• _Task goal_
Of all the lines in the data below, how many contain "color"? Report that number alone.

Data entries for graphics

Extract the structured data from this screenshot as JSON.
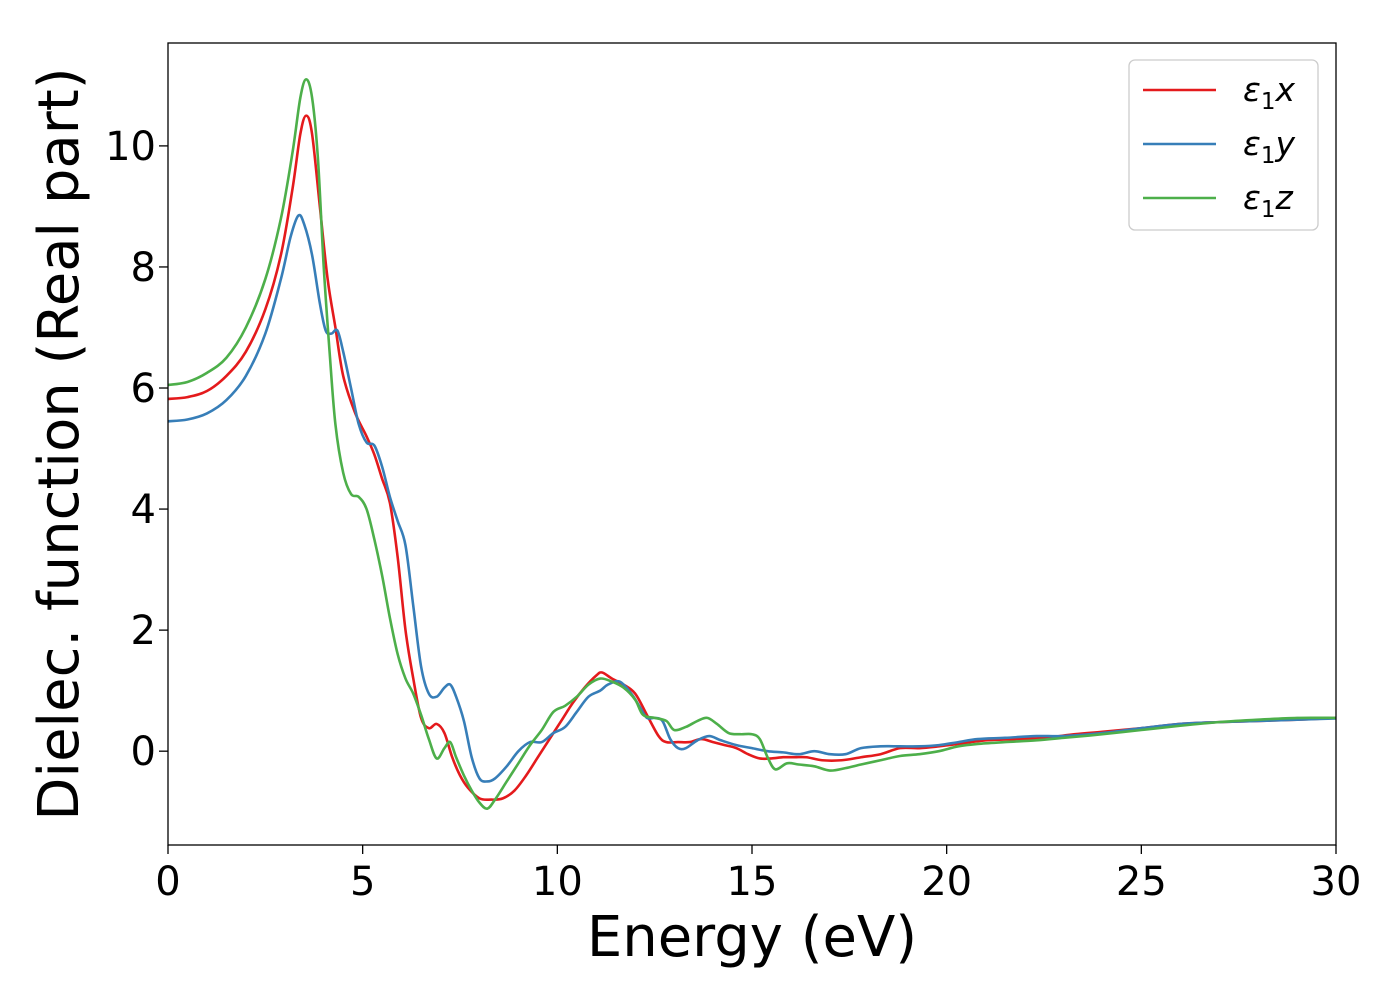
{
  "chart_data": {
    "type": "line",
    "xlabel": "Energy (eV)",
    "ylabel": "Dielec. function (Real part)",
    "xlim": [
      0,
      30
    ],
    "ylim": [
      -1.55,
      11.7
    ],
    "xticks": [
      0,
      5,
      10,
      15,
      20,
      25,
      30
    ],
    "yticks": [
      0,
      2,
      4,
      6,
      8,
      10
    ],
    "grid": false,
    "legend_position": "top-right",
    "series": [
      {
        "name": "ε₁x",
        "legend_base": "ε",
        "legend_sub": "1",
        "legend_suffix": "x",
        "color": "#e41a1c",
        "points": [
          [
            0,
            5.82
          ],
          [
            0.5,
            5.85
          ],
          [
            1.0,
            5.95
          ],
          [
            1.5,
            6.2
          ],
          [
            2.0,
            6.6
          ],
          [
            2.5,
            7.3
          ],
          [
            2.9,
            8.2
          ],
          [
            3.2,
            9.3
          ],
          [
            3.4,
            10.2
          ],
          [
            3.55,
            10.5
          ],
          [
            3.7,
            10.2
          ],
          [
            3.9,
            9.0
          ],
          [
            4.1,
            7.8
          ],
          [
            4.3,
            7.0
          ],
          [
            4.5,
            6.2
          ],
          [
            4.8,
            5.6
          ],
          [
            5.1,
            5.2
          ],
          [
            5.3,
            4.9
          ],
          [
            5.5,
            4.5
          ],
          [
            5.7,
            4.1
          ],
          [
            5.9,
            3.2
          ],
          [
            6.1,
            2.0
          ],
          [
            6.3,
            1.2
          ],
          [
            6.5,
            0.55
          ],
          [
            6.7,
            0.38
          ],
          [
            6.9,
            0.45
          ],
          [
            7.1,
            0.3
          ],
          [
            7.3,
            -0.1
          ],
          [
            7.5,
            -0.4
          ],
          [
            7.7,
            -0.6
          ],
          [
            8.0,
            -0.78
          ],
          [
            8.3,
            -0.8
          ],
          [
            8.6,
            -0.78
          ],
          [
            8.9,
            -0.65
          ],
          [
            9.2,
            -0.4
          ],
          [
            9.5,
            -0.1
          ],
          [
            9.8,
            0.2
          ],
          [
            10.1,
            0.5
          ],
          [
            10.4,
            0.8
          ],
          [
            10.7,
            1.05
          ],
          [
            11.0,
            1.25
          ],
          [
            11.15,
            1.3
          ],
          [
            11.4,
            1.2
          ],
          [
            11.7,
            1.1
          ],
          [
            12.0,
            0.95
          ],
          [
            12.3,
            0.6
          ],
          [
            12.6,
            0.25
          ],
          [
            12.8,
            0.15
          ],
          [
            13.1,
            0.15
          ],
          [
            13.4,
            0.15
          ],
          [
            13.7,
            0.2
          ],
          [
            14.0,
            0.15
          ],
          [
            14.3,
            0.1
          ],
          [
            14.6,
            0.05
          ],
          [
            14.9,
            -0.05
          ],
          [
            15.2,
            -0.12
          ],
          [
            15.5,
            -0.12
          ],
          [
            15.8,
            -0.1
          ],
          [
            16.1,
            -0.1
          ],
          [
            16.4,
            -0.1
          ],
          [
            16.8,
            -0.15
          ],
          [
            17.3,
            -0.15
          ],
          [
            17.8,
            -0.1
          ],
          [
            18.3,
            -0.05
          ],
          [
            18.8,
            0.05
          ],
          [
            19.3,
            0.05
          ],
          [
            19.8,
            0.08
          ],
          [
            20.3,
            0.12
          ],
          [
            21.0,
            0.18
          ],
          [
            21.8,
            0.2
          ],
          [
            22.5,
            0.22
          ],
          [
            23.3,
            0.28
          ],
          [
            24.0,
            0.32
          ],
          [
            25.0,
            0.38
          ],
          [
            26.0,
            0.45
          ],
          [
            27.0,
            0.48
          ],
          [
            28.0,
            0.5
          ],
          [
            29.0,
            0.52
          ],
          [
            30.0,
            0.55
          ]
        ]
      },
      {
        "name": "ε₁y",
        "legend_base": "ε",
        "legend_sub": "1",
        "legend_suffix": "y",
        "color": "#377eb8",
        "points": [
          [
            0,
            5.45
          ],
          [
            0.5,
            5.48
          ],
          [
            1.0,
            5.58
          ],
          [
            1.5,
            5.8
          ],
          [
            2.0,
            6.2
          ],
          [
            2.5,
            6.9
          ],
          [
            2.9,
            7.8
          ],
          [
            3.15,
            8.5
          ],
          [
            3.35,
            8.85
          ],
          [
            3.5,
            8.7
          ],
          [
            3.7,
            8.2
          ],
          [
            3.9,
            7.4
          ],
          [
            4.05,
            6.95
          ],
          [
            4.2,
            6.9
          ],
          [
            4.35,
            6.95
          ],
          [
            4.5,
            6.6
          ],
          [
            4.7,
            6.0
          ],
          [
            4.9,
            5.4
          ],
          [
            5.1,
            5.1
          ],
          [
            5.3,
            5.05
          ],
          [
            5.5,
            4.7
          ],
          [
            5.7,
            4.2
          ],
          [
            5.9,
            3.8
          ],
          [
            6.1,
            3.4
          ],
          [
            6.3,
            2.4
          ],
          [
            6.5,
            1.4
          ],
          [
            6.7,
            0.95
          ],
          [
            6.9,
            0.9
          ],
          [
            7.1,
            1.05
          ],
          [
            7.25,
            1.1
          ],
          [
            7.4,
            0.9
          ],
          [
            7.6,
            0.5
          ],
          [
            7.8,
            -0.1
          ],
          [
            8.0,
            -0.45
          ],
          [
            8.2,
            -0.5
          ],
          [
            8.4,
            -0.45
          ],
          [
            8.7,
            -0.25
          ],
          [
            9.0,
            0.0
          ],
          [
            9.3,
            0.15
          ],
          [
            9.6,
            0.15
          ],
          [
            9.9,
            0.3
          ],
          [
            10.2,
            0.4
          ],
          [
            10.5,
            0.65
          ],
          [
            10.8,
            0.9
          ],
          [
            11.1,
            1.0
          ],
          [
            11.3,
            1.1
          ],
          [
            11.6,
            1.15
          ],
          [
            11.9,
            0.95
          ],
          [
            12.1,
            0.75
          ],
          [
            12.3,
            0.55
          ],
          [
            12.5,
            0.55
          ],
          [
            12.7,
            0.5
          ],
          [
            12.9,
            0.2
          ],
          [
            13.1,
            0.05
          ],
          [
            13.3,
            0.05
          ],
          [
            13.6,
            0.18
          ],
          [
            13.9,
            0.25
          ],
          [
            14.2,
            0.18
          ],
          [
            14.6,
            0.1
          ],
          [
            15.0,
            0.05
          ],
          [
            15.4,
            0.0
          ],
          [
            15.8,
            -0.02
          ],
          [
            16.2,
            -0.05
          ],
          [
            16.6,
            0.0
          ],
          [
            17.0,
            -0.05
          ],
          [
            17.4,
            -0.05
          ],
          [
            17.8,
            0.05
          ],
          [
            18.3,
            0.08
          ],
          [
            18.8,
            0.08
          ],
          [
            19.3,
            0.08
          ],
          [
            19.8,
            0.1
          ],
          [
            20.3,
            0.15
          ],
          [
            20.8,
            0.2
          ],
          [
            21.5,
            0.22
          ],
          [
            22.3,
            0.25
          ],
          [
            23.0,
            0.25
          ],
          [
            24.0,
            0.3
          ],
          [
            25.0,
            0.38
          ],
          [
            26.0,
            0.45
          ],
          [
            27.0,
            0.48
          ],
          [
            28.0,
            0.5
          ],
          [
            29.0,
            0.52
          ],
          [
            30.0,
            0.54
          ]
        ]
      },
      {
        "name": "ε₁z",
        "legend_base": "ε",
        "legend_sub": "1",
        "legend_suffix": "z",
        "color": "#4daf4a",
        "points": [
          [
            0,
            6.05
          ],
          [
            0.5,
            6.1
          ],
          [
            1.0,
            6.25
          ],
          [
            1.5,
            6.5
          ],
          [
            2.0,
            7.0
          ],
          [
            2.5,
            7.8
          ],
          [
            2.9,
            8.8
          ],
          [
            3.2,
            9.9
          ],
          [
            3.4,
            10.8
          ],
          [
            3.55,
            11.1
          ],
          [
            3.7,
            10.8
          ],
          [
            3.85,
            9.8
          ],
          [
            4.0,
            8.0
          ],
          [
            4.15,
            6.6
          ],
          [
            4.3,
            5.4
          ],
          [
            4.5,
            4.6
          ],
          [
            4.7,
            4.25
          ],
          [
            4.9,
            4.2
          ],
          [
            5.1,
            4.0
          ],
          [
            5.3,
            3.5
          ],
          [
            5.5,
            2.9
          ],
          [
            5.7,
            2.2
          ],
          [
            5.9,
            1.6
          ],
          [
            6.1,
            1.2
          ],
          [
            6.3,
            0.95
          ],
          [
            6.5,
            0.6
          ],
          [
            6.7,
            0.2
          ],
          [
            6.9,
            -0.12
          ],
          [
            7.1,
            0.05
          ],
          [
            7.25,
            0.15
          ],
          [
            7.4,
            -0.1
          ],
          [
            7.6,
            -0.4
          ],
          [
            7.8,
            -0.65
          ],
          [
            8.0,
            -0.85
          ],
          [
            8.2,
            -0.95
          ],
          [
            8.4,
            -0.8
          ],
          [
            8.7,
            -0.5
          ],
          [
            9.0,
            -0.2
          ],
          [
            9.3,
            0.1
          ],
          [
            9.6,
            0.35
          ],
          [
            9.9,
            0.65
          ],
          [
            10.2,
            0.75
          ],
          [
            10.5,
            0.9
          ],
          [
            10.8,
            1.1
          ],
          [
            11.1,
            1.2
          ],
          [
            11.4,
            1.15
          ],
          [
            11.7,
            1.05
          ],
          [
            12.0,
            0.85
          ],
          [
            12.2,
            0.6
          ],
          [
            12.5,
            0.55
          ],
          [
            12.8,
            0.5
          ],
          [
            13.0,
            0.35
          ],
          [
            13.3,
            0.4
          ],
          [
            13.6,
            0.5
          ],
          [
            13.85,
            0.55
          ],
          [
            14.1,
            0.45
          ],
          [
            14.4,
            0.3
          ],
          [
            14.7,
            0.28
          ],
          [
            15.0,
            0.28
          ],
          [
            15.2,
            0.2
          ],
          [
            15.4,
            -0.1
          ],
          [
            15.6,
            -0.3
          ],
          [
            15.9,
            -0.2
          ],
          [
            16.2,
            -0.22
          ],
          [
            16.6,
            -0.25
          ],
          [
            17.0,
            -0.32
          ],
          [
            17.4,
            -0.28
          ],
          [
            17.8,
            -0.22
          ],
          [
            18.3,
            -0.15
          ],
          [
            18.8,
            -0.08
          ],
          [
            19.3,
            -0.05
          ],
          [
            19.8,
            0.0
          ],
          [
            20.3,
            0.08
          ],
          [
            20.8,
            0.12
          ],
          [
            21.5,
            0.15
          ],
          [
            22.3,
            0.18
          ],
          [
            23.0,
            0.22
          ],
          [
            24.0,
            0.28
          ],
          [
            25.0,
            0.35
          ],
          [
            26.0,
            0.42
          ],
          [
            27.0,
            0.48
          ],
          [
            28.0,
            0.52
          ],
          [
            29.0,
            0.55
          ],
          [
            30.0,
            0.55
          ]
        ]
      }
    ]
  }
}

• _Solution_
3